■ Exercise objective ■
The listing below should be written out exactly; please include all of it.

■ Supplied entries ■
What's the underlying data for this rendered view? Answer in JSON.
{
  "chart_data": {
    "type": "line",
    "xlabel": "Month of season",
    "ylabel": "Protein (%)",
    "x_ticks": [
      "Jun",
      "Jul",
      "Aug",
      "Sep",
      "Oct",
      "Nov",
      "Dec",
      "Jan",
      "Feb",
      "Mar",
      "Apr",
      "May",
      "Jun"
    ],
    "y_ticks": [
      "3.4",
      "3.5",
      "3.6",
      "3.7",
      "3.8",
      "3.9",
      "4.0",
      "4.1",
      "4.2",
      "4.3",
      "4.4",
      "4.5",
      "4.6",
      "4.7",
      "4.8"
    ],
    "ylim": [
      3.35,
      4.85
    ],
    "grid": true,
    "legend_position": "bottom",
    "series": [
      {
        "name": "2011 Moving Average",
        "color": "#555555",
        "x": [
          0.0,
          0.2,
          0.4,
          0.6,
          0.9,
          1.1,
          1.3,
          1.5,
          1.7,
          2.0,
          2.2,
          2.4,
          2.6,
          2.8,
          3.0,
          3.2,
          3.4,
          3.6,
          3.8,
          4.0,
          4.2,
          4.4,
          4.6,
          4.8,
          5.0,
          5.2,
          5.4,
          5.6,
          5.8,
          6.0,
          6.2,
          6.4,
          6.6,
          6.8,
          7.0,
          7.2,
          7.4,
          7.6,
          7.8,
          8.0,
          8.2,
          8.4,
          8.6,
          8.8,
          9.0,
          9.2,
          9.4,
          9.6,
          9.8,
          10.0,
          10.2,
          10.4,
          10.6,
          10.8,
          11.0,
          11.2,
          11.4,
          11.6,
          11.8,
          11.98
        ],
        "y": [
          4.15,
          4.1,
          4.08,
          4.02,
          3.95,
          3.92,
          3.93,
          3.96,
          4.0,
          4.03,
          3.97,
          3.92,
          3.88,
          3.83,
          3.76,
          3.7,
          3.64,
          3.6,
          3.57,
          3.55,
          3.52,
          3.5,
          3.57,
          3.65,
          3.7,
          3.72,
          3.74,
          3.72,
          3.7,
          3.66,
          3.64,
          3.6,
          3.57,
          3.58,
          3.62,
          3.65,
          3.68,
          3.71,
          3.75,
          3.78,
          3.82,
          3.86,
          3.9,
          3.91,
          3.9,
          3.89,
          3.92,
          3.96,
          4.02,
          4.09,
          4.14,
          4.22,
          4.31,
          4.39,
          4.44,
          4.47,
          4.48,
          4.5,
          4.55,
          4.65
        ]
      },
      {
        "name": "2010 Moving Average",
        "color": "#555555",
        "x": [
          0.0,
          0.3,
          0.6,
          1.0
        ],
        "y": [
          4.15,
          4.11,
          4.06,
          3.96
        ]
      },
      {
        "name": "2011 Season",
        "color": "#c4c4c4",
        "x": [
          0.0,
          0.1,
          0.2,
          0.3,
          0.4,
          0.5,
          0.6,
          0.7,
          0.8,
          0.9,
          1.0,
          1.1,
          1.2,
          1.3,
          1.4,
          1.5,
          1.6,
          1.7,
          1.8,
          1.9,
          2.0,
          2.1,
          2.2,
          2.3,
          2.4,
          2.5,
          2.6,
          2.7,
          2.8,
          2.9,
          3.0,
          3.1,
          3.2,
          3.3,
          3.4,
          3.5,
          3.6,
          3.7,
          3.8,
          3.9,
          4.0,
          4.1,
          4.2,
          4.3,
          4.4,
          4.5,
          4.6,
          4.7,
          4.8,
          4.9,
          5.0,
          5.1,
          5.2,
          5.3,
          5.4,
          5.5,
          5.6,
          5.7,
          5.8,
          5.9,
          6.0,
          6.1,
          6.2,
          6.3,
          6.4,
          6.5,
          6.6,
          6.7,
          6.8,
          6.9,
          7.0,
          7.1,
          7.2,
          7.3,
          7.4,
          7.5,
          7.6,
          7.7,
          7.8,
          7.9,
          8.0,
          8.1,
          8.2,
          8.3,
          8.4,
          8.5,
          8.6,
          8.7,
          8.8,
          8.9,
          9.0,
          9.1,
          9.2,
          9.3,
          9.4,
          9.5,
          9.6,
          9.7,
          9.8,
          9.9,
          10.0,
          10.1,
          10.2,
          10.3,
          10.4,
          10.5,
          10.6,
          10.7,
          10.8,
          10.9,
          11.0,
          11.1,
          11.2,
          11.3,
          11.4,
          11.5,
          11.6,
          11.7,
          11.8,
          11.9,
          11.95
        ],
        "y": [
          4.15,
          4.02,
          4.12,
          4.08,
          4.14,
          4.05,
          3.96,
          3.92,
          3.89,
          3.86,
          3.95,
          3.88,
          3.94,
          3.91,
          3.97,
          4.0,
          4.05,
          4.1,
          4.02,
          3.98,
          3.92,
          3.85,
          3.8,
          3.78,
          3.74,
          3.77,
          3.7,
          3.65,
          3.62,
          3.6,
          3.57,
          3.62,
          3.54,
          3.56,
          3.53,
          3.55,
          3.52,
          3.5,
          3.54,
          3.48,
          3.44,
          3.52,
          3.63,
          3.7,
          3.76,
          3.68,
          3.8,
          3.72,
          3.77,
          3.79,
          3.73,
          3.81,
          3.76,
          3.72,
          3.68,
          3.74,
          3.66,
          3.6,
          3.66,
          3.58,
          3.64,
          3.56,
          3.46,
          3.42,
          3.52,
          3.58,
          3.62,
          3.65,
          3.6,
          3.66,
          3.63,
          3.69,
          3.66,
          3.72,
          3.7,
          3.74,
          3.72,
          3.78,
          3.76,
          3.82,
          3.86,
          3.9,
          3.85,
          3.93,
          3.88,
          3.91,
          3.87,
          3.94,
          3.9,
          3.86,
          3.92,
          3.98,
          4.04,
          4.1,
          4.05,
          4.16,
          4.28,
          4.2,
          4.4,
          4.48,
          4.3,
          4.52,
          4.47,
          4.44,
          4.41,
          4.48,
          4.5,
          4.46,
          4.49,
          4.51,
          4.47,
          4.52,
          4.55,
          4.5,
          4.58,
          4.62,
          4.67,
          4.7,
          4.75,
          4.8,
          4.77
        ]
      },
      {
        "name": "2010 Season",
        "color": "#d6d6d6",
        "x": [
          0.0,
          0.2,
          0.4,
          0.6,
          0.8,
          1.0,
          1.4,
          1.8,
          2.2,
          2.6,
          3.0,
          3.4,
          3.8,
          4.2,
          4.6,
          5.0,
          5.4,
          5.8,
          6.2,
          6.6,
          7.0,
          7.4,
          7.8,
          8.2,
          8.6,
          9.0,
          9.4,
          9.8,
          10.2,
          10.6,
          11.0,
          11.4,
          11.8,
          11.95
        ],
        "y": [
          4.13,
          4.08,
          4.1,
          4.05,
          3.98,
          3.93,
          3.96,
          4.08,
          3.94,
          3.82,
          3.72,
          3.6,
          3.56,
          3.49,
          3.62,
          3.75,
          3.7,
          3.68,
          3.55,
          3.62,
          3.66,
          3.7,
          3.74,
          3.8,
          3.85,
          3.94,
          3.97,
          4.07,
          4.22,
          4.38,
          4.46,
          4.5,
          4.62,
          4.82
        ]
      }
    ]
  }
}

■ Your solution ■
What's the underlying data for this rendered view? Answer in JSON.
{
  "chart_data": {
    "type": "line",
    "xlabel": "Month of season",
    "ylabel": "Protein (%)",
    "x_ticks": [
      "Jun",
      "Jul",
      "Aug",
      "Sep",
      "Oct",
      "Nov",
      "Dec",
      "Jan",
      "Feb",
      "Mar",
      "Apr",
      "May",
      "Jun"
    ],
    "y_ticks": [
      "3.4",
      "3.5",
      "3.6",
      "3.7",
      "3.8",
      "3.9",
      "4.0",
      "4.1",
      "4.2",
      "4.3",
      "4.4",
      "4.5",
      "4.6",
      "4.7",
      "4.8"
    ],
    "ylim": [
      3.35,
      4.85
    ],
    "grid": true,
    "legend_position": "bottom",
    "series": [
      {
        "name": "2011 Moving Average",
        "color": "#555555",
        "x": [
          0.0,
          0.2,
          0.4,
          0.6,
          0.9,
          1.1,
          1.3,
          1.5,
          1.7,
          2.0,
          2.2,
          2.4,
          2.6,
          2.8,
          3.0,
          3.2,
          3.4,
          3.6,
          3.8,
          4.0,
          4.2,
          4.4,
          4.6,
          4.8,
          5.0,
          5.2,
          5.4,
          5.6,
          5.8,
          6.0,
          6.2,
          6.4,
          6.6,
          6.8,
          7.0,
          7.2,
          7.4,
          7.6,
          7.8,
          8.0,
          8.2,
          8.4,
          8.6,
          8.8,
          9.0,
          9.2,
          9.4,
          9.6,
          9.8,
          10.0,
          10.2,
          10.4,
          10.6,
          10.8,
          11.0,
          11.2,
          11.4,
          11.6,
          11.8,
          11.98
        ],
        "y": [
          4.15,
          4.1,
          4.08,
          4.02,
          3.95,
          3.92,
          3.93,
          3.96,
          4.0,
          4.03,
          3.97,
          3.92,
          3.88,
          3.83,
          3.76,
          3.7,
          3.64,
          3.6,
          3.57,
          3.55,
          3.52,
          3.5,
          3.57,
          3.65,
          3.7,
          3.72,
          3.74,
          3.72,
          3.7,
          3.66,
          3.64,
          3.6,
          3.57,
          3.58,
          3.62,
          3.65,
          3.68,
          3.71,
          3.75,
          3.78,
          3.82,
          3.86,
          3.9,
          3.91,
          3.9,
          3.89,
          3.92,
          3.96,
          4.02,
          4.09,
          4.14,
          4.22,
          4.31,
          4.39,
          4.44,
          4.47,
          4.48,
          4.5,
          4.55,
          4.65
        ]
      },
      {
        "name": "2010 Moving Average",
        "color": "#555555",
        "x": [
          0.0,
          0.3,
          0.6,
          1.0
        ],
        "y": [
          4.15,
          4.11,
          4.06,
          3.96
        ]
      },
      {
        "name": "2011 Season",
        "color": "#c4c4c4",
        "x": [
          0.0,
          0.1,
          0.2,
          0.3,
          0.4,
          0.5,
          0.6,
          0.7,
          0.8,
          0.9,
          1.0,
          1.1,
          1.2,
          1.3,
          1.4,
          1.5,
          1.6,
          1.7,
          1.8,
          1.9,
          2.0,
          2.1,
          2.2,
          2.3,
          2.4,
          2.5,
          2.6,
          2.7,
          2.8,
          2.9,
          3.0,
          3.1,
          3.2,
          3.3,
          3.4,
          3.5,
          3.6,
          3.7,
          3.8,
          3.9,
          4.0,
          4.1,
          4.2,
          4.3,
          4.4,
          4.5,
          4.6,
          4.7,
          4.8,
          4.9,
          5.0,
          5.1,
          5.2,
          5.3,
          5.4,
          5.5,
          5.6,
          5.7,
          5.8,
          5.9,
          6.0,
          6.1,
          6.2,
          6.3,
          6.4,
          6.5,
          6.6,
          6.7,
          6.8,
          6.9,
          7.0,
          7.1,
          7.2,
          7.3,
          7.4,
          7.5,
          7.6,
          7.7,
          7.8,
          7.9,
          8.0,
          8.1,
          8.2,
          8.3,
          8.4,
          8.5,
          8.6,
          8.7,
          8.8,
          8.9,
          9.0,
          9.1,
          9.2,
          9.3,
          9.4,
          9.5,
          9.6,
          9.7,
          9.8,
          9.9,
          10.0,
          10.1,
          10.2,
          10.3,
          10.4,
          10.5,
          10.6,
          10.7,
          10.8,
          10.9,
          11.0,
          11.1,
          11.2,
          11.3,
          11.4,
          11.5,
          11.6,
          11.7,
          11.8,
          11.9,
          11.95
        ],
        "y": [
          4.15,
          4.02,
          4.12,
          4.08,
          4.14,
          4.05,
          3.96,
          3.92,
          3.89,
          3.86,
          3.95,
          3.88,
          3.94,
          3.91,
          3.97,
          4.0,
          4.05,
          4.1,
          4.02,
          3.98,
          3.92,
          3.85,
          3.8,
          3.78,
          3.74,
          3.77,
          3.7,
          3.65,
          3.62,
          3.6,
          3.57,
          3.62,
          3.54,
          3.56,
          3.53,
          3.55,
          3.52,
          3.5,
          3.54,
          3.48,
          3.44,
          3.52,
          3.63,
          3.7,
          3.76,
          3.68,
          3.8,
          3.72,
          3.77,
          3.79,
          3.73,
          3.81,
          3.76,
          3.72,
          3.68,
          3.74,
          3.66,
          3.6,
          3.66,
          3.58,
          3.64,
          3.56,
          3.46,
          3.42,
          3.52,
          3.58,
          3.62,
          3.65,
          3.6,
          3.66,
          3.63,
          3.69,
          3.66,
          3.72,
          3.7,
          3.74,
          3.72,
          3.78,
          3.76,
          3.82,
          3.86,
          3.9,
          3.85,
          3.93,
          3.88,
          3.91,
          3.87,
          3.94,
          3.9,
          3.86,
          3.92,
          3.98,
          4.04,
          4.1,
          4.05,
          4.16,
          4.28,
          4.2,
          4.4,
          4.48,
          4.3,
          4.52,
          4.47,
          4.44,
          4.41,
          4.48,
          4.5,
          4.46,
          4.49,
          4.51,
          4.47,
          4.52,
          4.55,
          4.5,
          4.58,
          4.62,
          4.67,
          4.7,
          4.75,
          4.8,
          4.77
        ]
      },
      {
        "name": "2010 Season",
        "color": "#d6d6d6",
        "x": [
          0.0,
          0.2,
          0.4,
          0.6,
          0.8,
          1.0,
          1.4,
          1.8,
          2.2,
          2.6,
          3.0,
          3.4,
          3.8,
          4.2,
          4.6,
          5.0,
          5.4,
          5.8,
          6.2,
          6.6,
          7.0,
          7.4,
          7.8,
          8.2,
          8.6,
          9.0,
          9.4,
          9.8,
          10.2,
          10.6,
          11.0,
          11.4,
          11.8,
          11.95
        ],
        "y": [
          4.13,
          4.08,
          4.1,
          4.05,
          3.98,
          3.93,
          3.96,
          4.08,
          3.94,
          3.82,
          3.72,
          3.6,
          3.56,
          3.49,
          3.62,
          3.75,
          3.7,
          3.68,
          3.55,
          3.62,
          3.66,
          3.7,
          3.74,
          3.8,
          3.85,
          3.94,
          3.97,
          4.07,
          4.22,
          4.38,
          4.46,
          4.5,
          4.62,
          4.82
        ]
      }
    ]
  }
}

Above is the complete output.